(Dataset records)
==*==
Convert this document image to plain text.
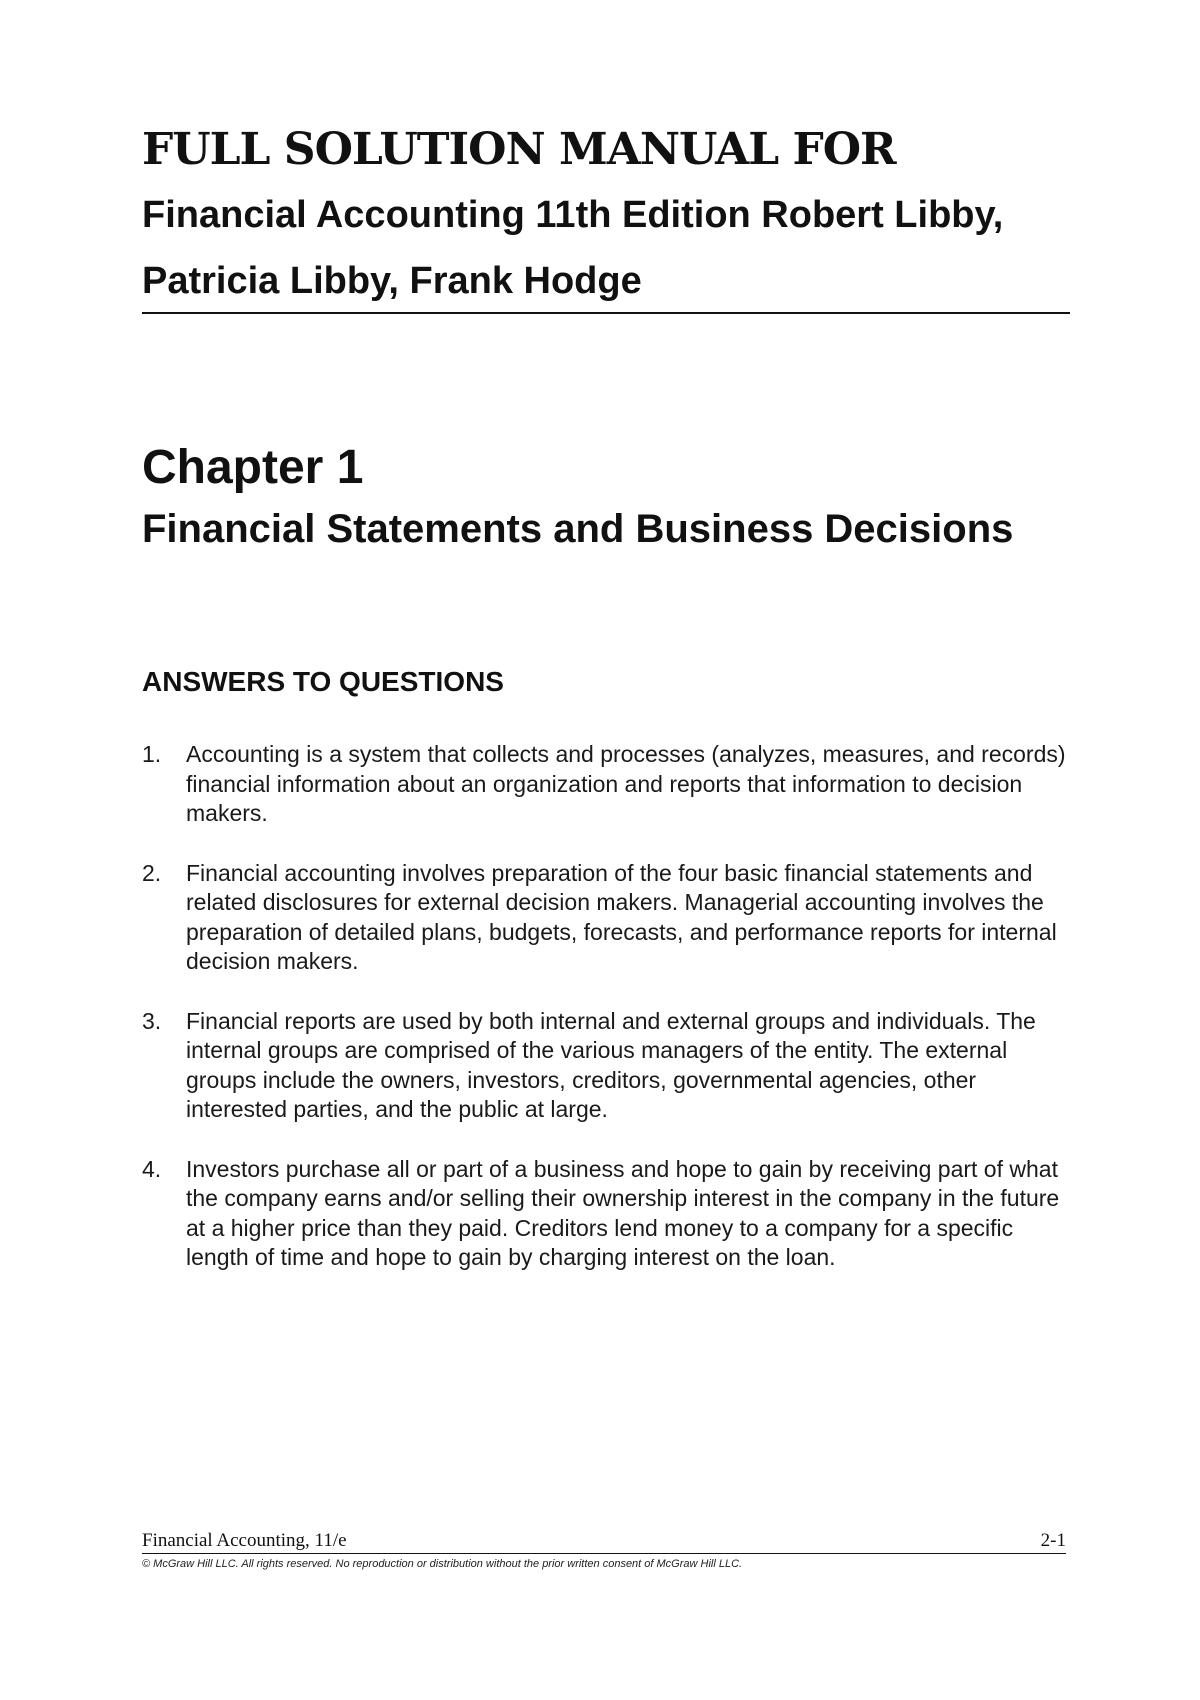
FULL SOLUTION MANUAL FOR
Financial Accounting 11th Edition Robert Libby, Patricia Libby, Frank Hodge
Chapter 1
Financial Statements and Business Decisions
ANSWERS TO QUESTIONS
1. Accounting is a system that collects and processes (analyzes, measures, and records) financial information about an organization and reports that information to decision makers.
2. Financial accounting involves preparation of the four basic financial statements and related disclosures for external decision makers. Managerial accounting involves the preparation of detailed plans, budgets, forecasts, and performance reports for internal decision makers.
3. Financial reports are used by both internal and external groups and individuals. The internal groups are comprised of the various managers of the entity. The external groups include the owners, investors, creditors, governmental agencies, other interested parties, and the public at large.
4. Investors purchase all or part of a business and hope to gain by receiving part of what the company earns and/or selling their ownership interest in the company in the future at a higher price than they paid. Creditors lend money to a company for a specific length of time and hope to gain by charging interest on the loan.
Financial Accounting, 11/e	2-1
© McGraw Hill LLC. All rights reserved. No reproduction or distribution without the prior written consent of McGraw Hill LLC.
==*==
• Exercise prompt: Copy the data word for word. Pictures do not go in the copy.

• Exercise result:
Convert this document image to plain text.
FULL SOLUTION MANUAL FOR
Financial Accounting 11th Edition Robert Libby, Patricia Libby, Frank Hodge
Chapter 1
Financial Statements and Business Decisions
ANSWERS TO QUESTIONS
1. Accounting is a system that collects and processes (analyzes, measures, and records) financial information about an organization and reports that information to decision makers.
2. Financial accounting involves preparation of the four basic financial statements and related disclosures for external decision makers. Managerial accounting involves the preparation of detailed plans, budgets, forecasts, and performance reports for internal decision makers.
3. Financial reports are used by both internal and external groups and individuals. The internal groups are comprised of the various managers of the entity. The external groups include the owners, investors, creditors, governmental agencies, other interested parties, and the public at large.
4. Investors purchase all or part of a business and hope to gain by receiving part of what the company earns and/or selling their ownership interest in the company in the future at a higher price than they paid. Creditors lend money to a company for a specific length of time and hope to gain by charging interest on the loan.
Financial Accounting, 11/e	2-1
© McGraw Hill LLC. All rights reserved. No reproduction or distribution without the prior written consent of McGraw Hill LLC.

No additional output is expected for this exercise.